START Supplied records

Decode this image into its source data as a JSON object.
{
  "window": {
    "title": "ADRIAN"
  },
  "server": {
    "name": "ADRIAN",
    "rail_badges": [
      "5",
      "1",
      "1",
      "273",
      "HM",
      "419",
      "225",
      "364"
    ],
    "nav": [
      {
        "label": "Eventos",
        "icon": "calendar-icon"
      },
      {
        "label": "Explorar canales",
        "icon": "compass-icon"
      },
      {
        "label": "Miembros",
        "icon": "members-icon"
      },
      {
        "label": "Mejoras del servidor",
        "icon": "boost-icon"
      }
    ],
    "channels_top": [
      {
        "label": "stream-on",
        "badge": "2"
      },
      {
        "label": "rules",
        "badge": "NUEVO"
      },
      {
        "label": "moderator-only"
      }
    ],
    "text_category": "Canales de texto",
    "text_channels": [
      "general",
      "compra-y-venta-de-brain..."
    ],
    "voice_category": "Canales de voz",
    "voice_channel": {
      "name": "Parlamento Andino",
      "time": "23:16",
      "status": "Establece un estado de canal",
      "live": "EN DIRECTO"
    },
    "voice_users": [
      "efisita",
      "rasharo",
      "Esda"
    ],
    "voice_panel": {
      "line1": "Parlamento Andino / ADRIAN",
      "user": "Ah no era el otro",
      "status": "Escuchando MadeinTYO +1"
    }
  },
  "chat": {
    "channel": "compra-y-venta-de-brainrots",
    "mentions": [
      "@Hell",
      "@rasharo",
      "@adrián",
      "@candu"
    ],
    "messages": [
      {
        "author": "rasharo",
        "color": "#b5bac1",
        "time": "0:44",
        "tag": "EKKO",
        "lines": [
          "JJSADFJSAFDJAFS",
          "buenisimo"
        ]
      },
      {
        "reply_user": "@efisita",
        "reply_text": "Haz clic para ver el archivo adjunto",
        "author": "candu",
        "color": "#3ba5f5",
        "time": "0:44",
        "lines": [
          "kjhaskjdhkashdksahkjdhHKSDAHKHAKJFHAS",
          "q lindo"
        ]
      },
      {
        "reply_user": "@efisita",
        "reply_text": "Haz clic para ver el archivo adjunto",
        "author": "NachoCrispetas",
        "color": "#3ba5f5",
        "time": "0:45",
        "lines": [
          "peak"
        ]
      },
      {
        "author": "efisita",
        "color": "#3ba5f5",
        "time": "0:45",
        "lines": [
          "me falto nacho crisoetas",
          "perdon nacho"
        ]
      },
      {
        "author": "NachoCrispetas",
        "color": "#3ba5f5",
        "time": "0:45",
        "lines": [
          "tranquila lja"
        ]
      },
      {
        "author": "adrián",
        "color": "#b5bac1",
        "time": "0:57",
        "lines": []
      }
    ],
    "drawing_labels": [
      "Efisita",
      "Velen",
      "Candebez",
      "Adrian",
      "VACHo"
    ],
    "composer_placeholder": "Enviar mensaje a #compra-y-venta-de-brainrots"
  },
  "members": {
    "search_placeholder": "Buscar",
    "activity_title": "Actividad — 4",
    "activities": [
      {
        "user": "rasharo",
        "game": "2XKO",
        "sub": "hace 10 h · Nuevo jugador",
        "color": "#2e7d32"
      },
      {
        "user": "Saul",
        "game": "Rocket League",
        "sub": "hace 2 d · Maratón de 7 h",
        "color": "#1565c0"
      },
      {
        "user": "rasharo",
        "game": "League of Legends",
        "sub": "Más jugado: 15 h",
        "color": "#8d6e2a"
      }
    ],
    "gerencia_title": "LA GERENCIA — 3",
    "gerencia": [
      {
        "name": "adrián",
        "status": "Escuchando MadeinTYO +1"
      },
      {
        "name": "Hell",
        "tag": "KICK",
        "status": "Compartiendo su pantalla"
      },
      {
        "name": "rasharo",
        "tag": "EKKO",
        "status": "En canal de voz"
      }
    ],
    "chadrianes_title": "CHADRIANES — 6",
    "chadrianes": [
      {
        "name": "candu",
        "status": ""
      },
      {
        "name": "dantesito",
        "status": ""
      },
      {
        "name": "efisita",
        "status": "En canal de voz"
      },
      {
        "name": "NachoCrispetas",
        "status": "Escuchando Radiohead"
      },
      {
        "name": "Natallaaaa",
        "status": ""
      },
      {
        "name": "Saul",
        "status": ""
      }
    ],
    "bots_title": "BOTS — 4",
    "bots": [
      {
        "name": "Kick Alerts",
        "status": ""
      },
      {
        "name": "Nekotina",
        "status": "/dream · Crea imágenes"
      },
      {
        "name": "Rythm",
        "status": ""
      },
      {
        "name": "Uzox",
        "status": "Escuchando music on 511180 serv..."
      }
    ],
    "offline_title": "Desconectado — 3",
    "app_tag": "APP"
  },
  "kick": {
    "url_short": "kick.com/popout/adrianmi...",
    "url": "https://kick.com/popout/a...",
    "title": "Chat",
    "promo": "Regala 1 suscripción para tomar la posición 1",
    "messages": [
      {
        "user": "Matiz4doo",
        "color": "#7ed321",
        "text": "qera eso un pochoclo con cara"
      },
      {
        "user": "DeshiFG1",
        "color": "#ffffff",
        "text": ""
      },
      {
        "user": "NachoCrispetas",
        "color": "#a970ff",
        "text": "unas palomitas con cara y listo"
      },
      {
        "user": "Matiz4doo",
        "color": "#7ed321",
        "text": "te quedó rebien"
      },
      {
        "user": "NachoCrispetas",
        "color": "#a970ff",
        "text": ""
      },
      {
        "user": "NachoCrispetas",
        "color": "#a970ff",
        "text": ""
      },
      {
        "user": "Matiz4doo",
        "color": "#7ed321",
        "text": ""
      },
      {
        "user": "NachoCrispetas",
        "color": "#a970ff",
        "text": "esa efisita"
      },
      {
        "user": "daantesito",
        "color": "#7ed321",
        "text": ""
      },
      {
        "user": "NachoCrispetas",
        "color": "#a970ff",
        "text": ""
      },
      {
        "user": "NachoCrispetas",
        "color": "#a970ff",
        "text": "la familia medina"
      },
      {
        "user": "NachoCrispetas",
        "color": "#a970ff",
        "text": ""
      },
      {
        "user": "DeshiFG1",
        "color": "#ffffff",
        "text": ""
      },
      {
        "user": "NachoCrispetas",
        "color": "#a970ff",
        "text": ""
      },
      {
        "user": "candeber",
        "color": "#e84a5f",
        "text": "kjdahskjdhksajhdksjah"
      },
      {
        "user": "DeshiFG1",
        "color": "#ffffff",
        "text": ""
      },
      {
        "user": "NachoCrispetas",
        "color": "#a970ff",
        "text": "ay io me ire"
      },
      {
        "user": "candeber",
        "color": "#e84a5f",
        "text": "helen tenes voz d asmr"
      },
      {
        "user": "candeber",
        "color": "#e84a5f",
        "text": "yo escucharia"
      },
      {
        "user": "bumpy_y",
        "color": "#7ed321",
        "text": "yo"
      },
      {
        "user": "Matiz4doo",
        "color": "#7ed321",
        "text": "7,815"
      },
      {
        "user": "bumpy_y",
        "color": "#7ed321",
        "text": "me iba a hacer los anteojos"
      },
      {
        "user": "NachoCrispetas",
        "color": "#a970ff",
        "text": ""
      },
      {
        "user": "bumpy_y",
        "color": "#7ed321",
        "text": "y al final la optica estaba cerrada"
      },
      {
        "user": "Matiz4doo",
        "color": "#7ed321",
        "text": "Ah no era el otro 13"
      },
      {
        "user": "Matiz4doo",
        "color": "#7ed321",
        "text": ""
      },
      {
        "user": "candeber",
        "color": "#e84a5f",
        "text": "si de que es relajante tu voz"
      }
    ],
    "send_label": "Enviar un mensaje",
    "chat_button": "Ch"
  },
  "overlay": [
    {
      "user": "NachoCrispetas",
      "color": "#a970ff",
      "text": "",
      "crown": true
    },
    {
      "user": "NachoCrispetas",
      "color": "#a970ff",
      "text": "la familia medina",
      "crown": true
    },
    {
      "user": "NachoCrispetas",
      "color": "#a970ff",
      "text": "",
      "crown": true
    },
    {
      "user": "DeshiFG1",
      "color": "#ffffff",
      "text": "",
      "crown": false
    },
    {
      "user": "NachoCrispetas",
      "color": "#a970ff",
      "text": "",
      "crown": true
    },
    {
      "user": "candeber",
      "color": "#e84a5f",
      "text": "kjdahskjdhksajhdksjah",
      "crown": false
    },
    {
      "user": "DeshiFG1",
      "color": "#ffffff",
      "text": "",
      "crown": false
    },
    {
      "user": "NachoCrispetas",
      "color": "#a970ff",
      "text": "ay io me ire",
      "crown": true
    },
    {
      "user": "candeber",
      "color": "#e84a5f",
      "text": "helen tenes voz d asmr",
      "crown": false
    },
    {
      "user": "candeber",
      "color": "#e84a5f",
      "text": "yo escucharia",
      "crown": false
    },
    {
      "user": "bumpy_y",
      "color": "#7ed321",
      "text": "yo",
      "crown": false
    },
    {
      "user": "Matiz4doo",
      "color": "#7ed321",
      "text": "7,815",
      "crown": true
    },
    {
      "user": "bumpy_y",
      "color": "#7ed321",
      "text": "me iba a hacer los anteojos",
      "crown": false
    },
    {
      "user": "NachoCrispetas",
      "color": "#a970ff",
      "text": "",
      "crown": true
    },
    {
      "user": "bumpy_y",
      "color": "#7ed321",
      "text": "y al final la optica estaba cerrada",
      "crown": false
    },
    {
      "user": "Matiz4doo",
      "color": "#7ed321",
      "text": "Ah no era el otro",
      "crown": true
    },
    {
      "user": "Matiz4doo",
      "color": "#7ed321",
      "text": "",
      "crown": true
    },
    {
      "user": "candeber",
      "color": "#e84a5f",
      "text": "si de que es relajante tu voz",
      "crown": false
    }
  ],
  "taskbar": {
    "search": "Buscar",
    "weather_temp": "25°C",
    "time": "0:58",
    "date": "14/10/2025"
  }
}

END Supplied records

Give the number of lines in the data above that contain the word "venta", with no accompanying text.

3